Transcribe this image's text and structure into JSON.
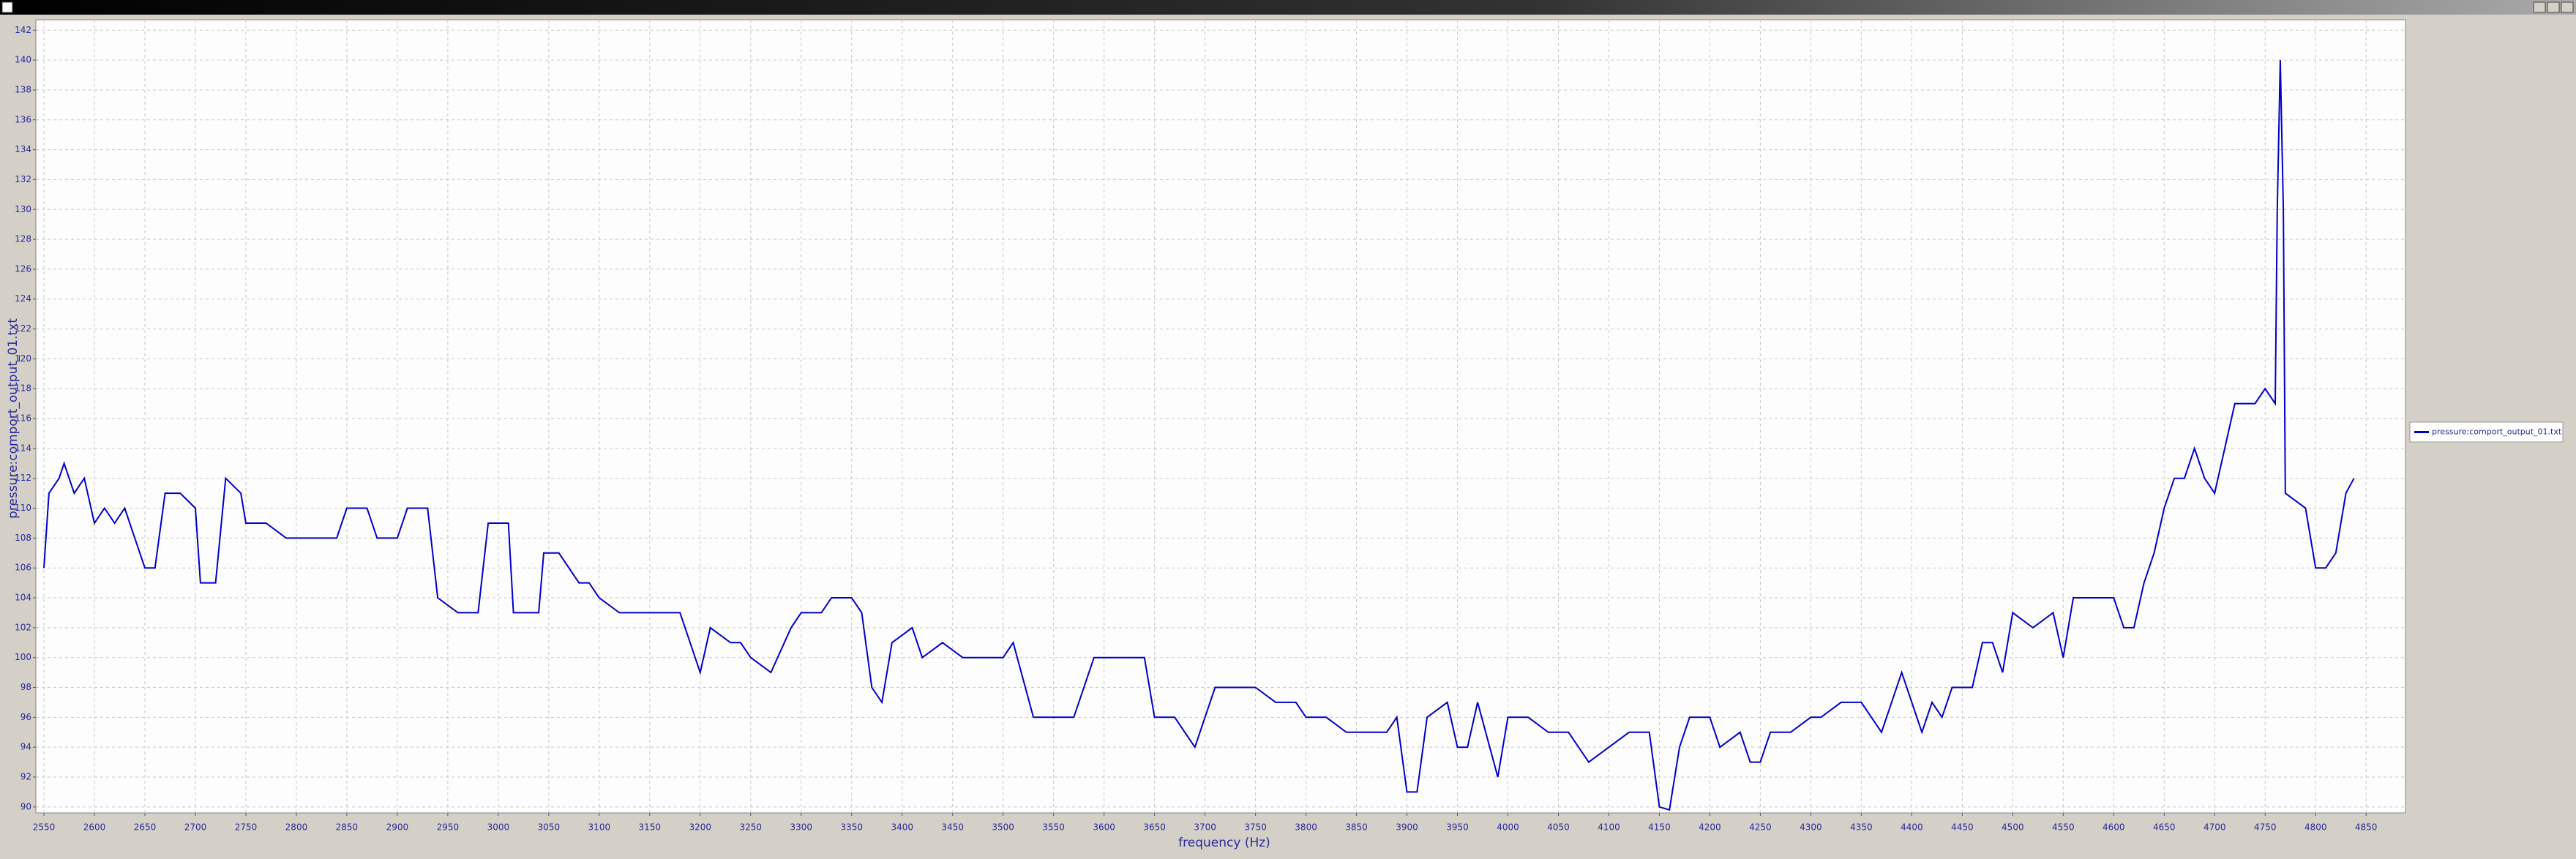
{
  "chart_data": {
    "type": "line",
    "x_label": "frequency (Hz)",
    "y_label": "pressure:comport_output_01.txt",
    "x": [
      2550,
      2555,
      2565,
      2570,
      2580,
      2590,
      2600,
      2610,
      2620,
      2630,
      2640,
      2650,
      2660,
      2670,
      2685,
      2700,
      2705,
      2720,
      2730,
      2745,
      2750,
      2770,
      2790,
      2800,
      2820,
      2840,
      2850,
      2870,
      2880,
      2900,
      2910,
      2930,
      2940,
      2960,
      2980,
      2990,
      3010,
      3015,
      3040,
      3045,
      3060,
      3080,
      3090,
      3100,
      3120,
      3140,
      3160,
      3180,
      3190,
      3200,
      3210,
      3230,
      3240,
      3250,
      3270,
      3290,
      3300,
      3320,
      3330,
      3350,
      3360,
      3370,
      3380,
      3390,
      3410,
      3420,
      3440,
      3460,
      3480,
      3500,
      3510,
      3530,
      3550,
      3570,
      3590,
      3600,
      3620,
      3640,
      3650,
      3670,
      3680,
      3690,
      3700,
      3710,
      3730,
      3750,
      3770,
      3790,
      3800,
      3820,
      3840,
      3860,
      3880,
      3890,
      3900,
      3910,
      3920,
      3940,
      3950,
      3960,
      3970,
      3990,
      4000,
      4020,
      4040,
      4060,
      4080,
      4100,
      4120,
      4140,
      4150,
      4160,
      4170,
      4180,
      4200,
      4210,
      4230,
      4240,
      4250,
      4260,
      4280,
      4300,
      4310,
      4330,
      4350,
      4360,
      4370,
      4390,
      4400,
      4410,
      4420,
      4430,
      4440,
      4460,
      4470,
      4480,
      4490,
      4500,
      4520,
      4540,
      4550,
      4560,
      4580,
      4600,
      4610,
      4620,
      4630,
      4640,
      4650,
      4660,
      4670,
      4680,
      4690,
      4700,
      4710,
      4720,
      4740,
      4750,
      4760,
      4762,
      4765,
      4768,
      4770,
      4790,
      4800,
      4810,
      4820,
      4830,
      4838
    ],
    "series": [
      {
        "name": "pressure:comport_output_01.txt",
        "color": "#0000cc",
        "values": [
          106,
          111,
          112,
          113,
          111,
          112,
          109,
          110,
          109,
          110,
          108,
          106,
          106,
          111,
          111,
          110,
          105,
          105,
          112,
          111,
          109,
          109,
          108,
          108,
          108,
          108,
          110,
          110,
          108,
          108,
          110,
          110,
          104,
          103,
          103,
          109,
          109,
          103,
          103,
          107,
          107,
          105,
          105,
          104,
          103,
          103,
          103,
          103,
          101,
          99,
          102,
          101,
          101,
          100,
          99,
          102,
          103,
          103,
          104,
          104,
          103,
          98,
          97,
          101,
          102,
          100,
          101,
          100,
          100,
          100,
          101,
          96,
          96,
          96,
          100,
          100,
          100,
          100,
          96,
          96,
          95,
          94,
          96,
          98,
          98,
          98,
          97,
          97,
          96,
          96,
          95,
          95,
          95,
          96,
          91,
          91,
          96,
          97,
          94,
          94,
          97,
          92,
          96,
          96,
          95,
          95,
          93,
          94,
          95,
          95,
          90,
          89.8,
          94,
          96,
          96,
          94,
          95,
          93,
          93,
          95,
          95,
          96,
          96,
          97,
          97,
          96,
          95,
          99,
          97,
          95,
          97,
          96,
          98,
          98,
          101,
          101,
          99,
          103,
          102,
          103,
          100,
          104,
          104,
          104,
          102,
          102,
          105,
          107,
          110,
          112,
          112,
          114,
          112,
          111,
          114,
          117,
          117,
          118,
          117,
          130,
          140,
          130,
          111,
          110,
          106,
          106,
          107,
          111,
          112
        ]
      }
    ],
    "xlim": [
      2542,
      4889
    ],
    "ylim": [
      89.6,
      142.7
    ],
    "xticks": [
      2550,
      2600,
      2650,
      2700,
      2750,
      2800,
      2850,
      2900,
      2950,
      3000,
      3050,
      3100,
      3150,
      3200,
      3250,
      3300,
      3350,
      3400,
      3450,
      3500,
      3550,
      3600,
      3650,
      3700,
      3750,
      3800,
      3850,
      3900,
      3950,
      4000,
      4050,
      4100,
      4150,
      4200,
      4250,
      4300,
      4350,
      4400,
      4450,
      4500,
      4550,
      4600,
      4650,
      4700,
      4750,
      4800,
      4850
    ],
    "yticks": [
      90,
      92,
      94,
      96,
      98,
      100,
      102,
      104,
      106,
      108,
      110,
      112,
      114,
      116,
      118,
      120,
      122,
      124,
      126,
      128,
      130,
      132,
      134,
      136,
      138,
      140,
      142
    ],
    "grid": true,
    "legend": "right"
  }
}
■ ■ ■ ■
**What is expected**: Find the word "pressure" in the records and pull out each line that has it.

**Task response**:
    "y_label": "pressure:comport_output_01.txt",
        "name": "pressure:comport_output_01.txt",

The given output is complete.